Look for the string "relative" in every line, and copy each line that has it.
━━━━━ DATA PROVIDED
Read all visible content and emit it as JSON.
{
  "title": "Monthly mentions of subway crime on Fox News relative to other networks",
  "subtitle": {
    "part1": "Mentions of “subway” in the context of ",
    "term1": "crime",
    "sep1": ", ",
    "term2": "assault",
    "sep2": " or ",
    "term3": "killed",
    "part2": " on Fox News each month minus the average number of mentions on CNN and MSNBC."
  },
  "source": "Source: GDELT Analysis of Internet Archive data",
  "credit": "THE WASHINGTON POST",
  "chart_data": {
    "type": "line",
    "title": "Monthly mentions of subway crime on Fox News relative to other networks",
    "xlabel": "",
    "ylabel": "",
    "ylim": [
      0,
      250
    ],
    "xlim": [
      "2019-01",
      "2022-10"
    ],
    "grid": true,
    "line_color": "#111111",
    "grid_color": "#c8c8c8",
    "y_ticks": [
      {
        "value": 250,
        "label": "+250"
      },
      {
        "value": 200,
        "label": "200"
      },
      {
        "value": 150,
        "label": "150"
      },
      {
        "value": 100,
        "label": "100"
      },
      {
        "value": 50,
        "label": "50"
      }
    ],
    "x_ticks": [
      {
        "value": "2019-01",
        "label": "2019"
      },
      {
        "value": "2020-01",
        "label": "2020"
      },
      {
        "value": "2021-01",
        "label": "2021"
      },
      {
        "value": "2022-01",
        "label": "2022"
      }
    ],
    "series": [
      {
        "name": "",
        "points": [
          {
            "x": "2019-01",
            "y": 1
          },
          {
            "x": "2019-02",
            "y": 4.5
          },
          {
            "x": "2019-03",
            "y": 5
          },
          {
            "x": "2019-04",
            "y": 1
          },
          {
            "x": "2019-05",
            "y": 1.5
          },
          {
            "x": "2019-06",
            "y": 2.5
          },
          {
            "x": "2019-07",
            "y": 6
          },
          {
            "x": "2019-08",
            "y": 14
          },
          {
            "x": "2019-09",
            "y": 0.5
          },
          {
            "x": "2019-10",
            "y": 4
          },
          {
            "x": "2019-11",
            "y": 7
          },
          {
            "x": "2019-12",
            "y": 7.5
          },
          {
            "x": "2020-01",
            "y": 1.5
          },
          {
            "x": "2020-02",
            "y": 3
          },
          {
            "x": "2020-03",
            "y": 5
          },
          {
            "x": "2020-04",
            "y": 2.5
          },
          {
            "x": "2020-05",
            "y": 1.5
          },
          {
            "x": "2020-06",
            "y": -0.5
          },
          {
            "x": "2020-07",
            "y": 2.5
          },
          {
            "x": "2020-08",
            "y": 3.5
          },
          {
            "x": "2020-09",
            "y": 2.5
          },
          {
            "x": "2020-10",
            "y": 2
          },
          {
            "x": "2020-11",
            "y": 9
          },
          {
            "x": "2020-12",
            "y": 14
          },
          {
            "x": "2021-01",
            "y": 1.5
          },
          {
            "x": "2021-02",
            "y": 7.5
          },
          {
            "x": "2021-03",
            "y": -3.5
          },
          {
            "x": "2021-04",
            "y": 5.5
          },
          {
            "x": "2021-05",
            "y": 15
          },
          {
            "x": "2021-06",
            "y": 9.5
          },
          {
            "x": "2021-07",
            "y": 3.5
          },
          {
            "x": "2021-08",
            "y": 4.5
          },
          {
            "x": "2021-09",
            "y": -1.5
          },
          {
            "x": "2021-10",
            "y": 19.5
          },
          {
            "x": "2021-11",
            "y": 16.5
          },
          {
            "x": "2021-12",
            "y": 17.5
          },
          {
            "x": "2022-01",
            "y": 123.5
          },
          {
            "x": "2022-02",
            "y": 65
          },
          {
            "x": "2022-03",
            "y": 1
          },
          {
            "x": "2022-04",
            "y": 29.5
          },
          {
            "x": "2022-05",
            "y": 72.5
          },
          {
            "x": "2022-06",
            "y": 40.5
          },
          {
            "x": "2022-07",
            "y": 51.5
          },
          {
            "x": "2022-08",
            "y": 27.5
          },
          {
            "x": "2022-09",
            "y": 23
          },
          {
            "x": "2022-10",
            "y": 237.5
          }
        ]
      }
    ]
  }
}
━━━━━━━━━━
■ SOLUTION FOR THIS PROBLEM
  "title": "Monthly mentions of subway crime on Fox News relative to other networks",
    "title": "Monthly mentions of subway crime on Fox News relative to other networks",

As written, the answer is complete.